───── Material supplied

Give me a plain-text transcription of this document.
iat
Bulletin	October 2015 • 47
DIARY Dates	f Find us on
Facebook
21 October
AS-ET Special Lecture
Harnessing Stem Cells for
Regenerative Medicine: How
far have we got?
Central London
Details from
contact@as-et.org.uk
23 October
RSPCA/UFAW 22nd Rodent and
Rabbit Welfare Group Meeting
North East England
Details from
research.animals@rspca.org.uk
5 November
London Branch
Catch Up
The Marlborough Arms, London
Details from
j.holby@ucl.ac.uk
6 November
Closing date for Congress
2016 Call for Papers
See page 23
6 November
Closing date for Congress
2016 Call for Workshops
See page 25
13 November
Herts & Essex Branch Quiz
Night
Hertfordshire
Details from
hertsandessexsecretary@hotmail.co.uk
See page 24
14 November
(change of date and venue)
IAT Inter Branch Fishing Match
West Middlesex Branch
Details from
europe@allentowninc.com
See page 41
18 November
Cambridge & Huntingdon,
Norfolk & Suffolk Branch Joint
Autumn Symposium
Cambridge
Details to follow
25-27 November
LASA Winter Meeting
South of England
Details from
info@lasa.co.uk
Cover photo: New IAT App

──────────

* Task directions:
The lines to report are those in the material above that contain the word "Call"; copy every one of them.

* Exercise result:
2016 Call for Papers
2016 Call for Workshops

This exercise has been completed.